• **Stated problem**: Pictures do not belong in the copy; restate the records below word for word.

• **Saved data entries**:
****
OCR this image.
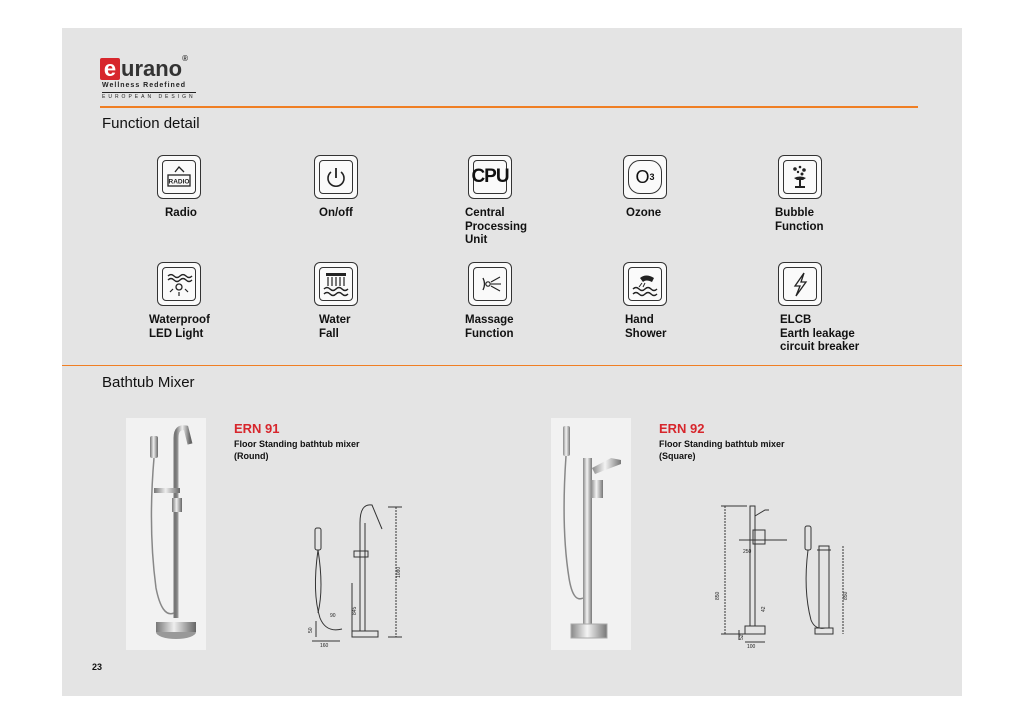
e urano®
Wellness Redefined
EUROPEAN DESIGN
Function detail
RADIO
Radio	On/off
CPU
Central
Processing
Unit
O 3
Ozone	Bubble
Function
Waterproof
LED Light
Water
Fall
Massage
Function
Hand
Shower
ELCB
Earth leakage
circuit breaker
Bathtub Mixer
ERN 91
Floor Standing bathtub mixer
(Round)
1080
845
160
50
90
ERN 92
Floor Standing bathtub mixer
(Square)
850
250
850
42
100
52
23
****
• **Completed exercise**:
OCR this image.
e urano®
Wellness Redefined
EUROPEAN DESIGN
Function detail
RADIO
Radio	On/off
CPU
Central
Processing
Unit
O 3
Ozone	Bubble
Function
Waterproof
LED Light
Water
Fall
Massage
Function
Hand
Shower
ELCB
Earth leakage
circuit breaker
Bathtub Mixer
ERN 91
Floor Standing bathtub mixer
(Round)
1080
845
160
50
90
ERN 92
Floor Standing bathtub mixer
(Square)
850
250
850
42
100
52
23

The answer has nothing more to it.